[Stored items from a collection]
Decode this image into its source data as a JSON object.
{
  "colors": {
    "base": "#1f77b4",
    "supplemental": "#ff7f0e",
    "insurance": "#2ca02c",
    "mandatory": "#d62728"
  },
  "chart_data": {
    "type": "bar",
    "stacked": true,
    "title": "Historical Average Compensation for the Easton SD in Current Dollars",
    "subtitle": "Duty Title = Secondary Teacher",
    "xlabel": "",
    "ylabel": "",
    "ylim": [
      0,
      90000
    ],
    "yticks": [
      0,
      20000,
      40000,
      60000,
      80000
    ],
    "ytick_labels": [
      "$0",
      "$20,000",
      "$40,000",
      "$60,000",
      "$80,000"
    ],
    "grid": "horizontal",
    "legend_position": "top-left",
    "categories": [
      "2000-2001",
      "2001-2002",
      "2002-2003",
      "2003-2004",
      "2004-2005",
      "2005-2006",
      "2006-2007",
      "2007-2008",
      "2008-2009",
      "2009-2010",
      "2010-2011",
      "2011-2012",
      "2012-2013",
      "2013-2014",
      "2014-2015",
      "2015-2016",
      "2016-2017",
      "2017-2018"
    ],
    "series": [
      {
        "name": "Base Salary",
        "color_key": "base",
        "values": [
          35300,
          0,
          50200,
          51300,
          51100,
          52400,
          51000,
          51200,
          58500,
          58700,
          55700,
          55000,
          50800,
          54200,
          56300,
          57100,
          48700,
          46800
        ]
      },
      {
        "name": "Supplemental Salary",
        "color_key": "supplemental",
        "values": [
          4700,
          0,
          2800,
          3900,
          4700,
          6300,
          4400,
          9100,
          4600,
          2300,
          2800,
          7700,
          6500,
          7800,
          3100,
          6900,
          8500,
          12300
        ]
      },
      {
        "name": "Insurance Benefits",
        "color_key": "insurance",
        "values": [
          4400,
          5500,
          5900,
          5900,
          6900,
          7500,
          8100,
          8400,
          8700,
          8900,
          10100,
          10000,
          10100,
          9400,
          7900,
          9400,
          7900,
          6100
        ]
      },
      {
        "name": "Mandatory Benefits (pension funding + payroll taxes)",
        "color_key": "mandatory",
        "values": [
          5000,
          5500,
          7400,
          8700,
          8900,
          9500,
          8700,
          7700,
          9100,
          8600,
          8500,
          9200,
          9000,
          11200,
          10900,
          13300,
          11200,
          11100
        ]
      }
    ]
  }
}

* _AIM_
Your task is to reproduce the whole listing exactly.

* _IN RESPONSE_
Decode this image into its source data as a JSON object.
{
  "colors": {
    "base": "#1f77b4",
    "supplemental": "#ff7f0e",
    "insurance": "#2ca02c",
    "mandatory": "#d62728"
  },
  "chart_data": {
    "type": "bar",
    "stacked": true,
    "title": "Historical Average Compensation for the Easton SD in Current Dollars",
    "subtitle": "Duty Title = Secondary Teacher",
    "xlabel": "",
    "ylabel": "",
    "ylim": [
      0,
      90000
    ],
    "yticks": [
      0,
      20000,
      40000,
      60000,
      80000
    ],
    "ytick_labels": [
      "$0",
      "$20,000",
      "$40,000",
      "$60,000",
      "$80,000"
    ],
    "grid": "horizontal",
    "legend_position": "top-left",
    "categories": [
      "2000-2001",
      "2001-2002",
      "2002-2003",
      "2003-2004",
      "2004-2005",
      "2005-2006",
      "2006-2007",
      "2007-2008",
      "2008-2009",
      "2009-2010",
      "2010-2011",
      "2011-2012",
      "2012-2013",
      "2013-2014",
      "2014-2015",
      "2015-2016",
      "2016-2017",
      "2017-2018"
    ],
    "series": [
      {
        "name": "Base Salary",
        "color_key": "base",
        "values": [
          35300,
          0,
          50200,
          51300,
          51100,
          52400,
          51000,
          51200,
          58500,
          58700,
          55700,
          55000,
          50800,
          54200,
          56300,
          57100,
          48700,
          46800
        ]
      },
      {
        "name": "Supplemental Salary",
        "color_key": "supplemental",
        "values": [
          4700,
          0,
          2800,
          3900,
          4700,
          6300,
          4400,
          9100,
          4600,
          2300,
          2800,
          7700,
          6500,
          7800,
          3100,
          6900,
          8500,
          12300
        ]
      },
      {
        "name": "Insurance Benefits",
        "color_key": "insurance",
        "values": [
          4400,
          5500,
          5900,
          5900,
          6900,
          7500,
          8100,
          8400,
          8700,
          8900,
          10100,
          10000,
          10100,
          9400,
          7900,
          9400,
          7900,
          6100
        ]
      },
      {
        "name": "Mandatory Benefits (pension funding + payroll taxes)",
        "color_key": "mandatory",
        "values": [
          5000,
          5500,
          7400,
          8700,
          8900,
          9500,
          8700,
          7700,
          9100,
          8600,
          8500,
          9200,
          9000,
          11200,
          10900,
          13300,
          11200,
          11100
        ]
      }
    ]
  }
}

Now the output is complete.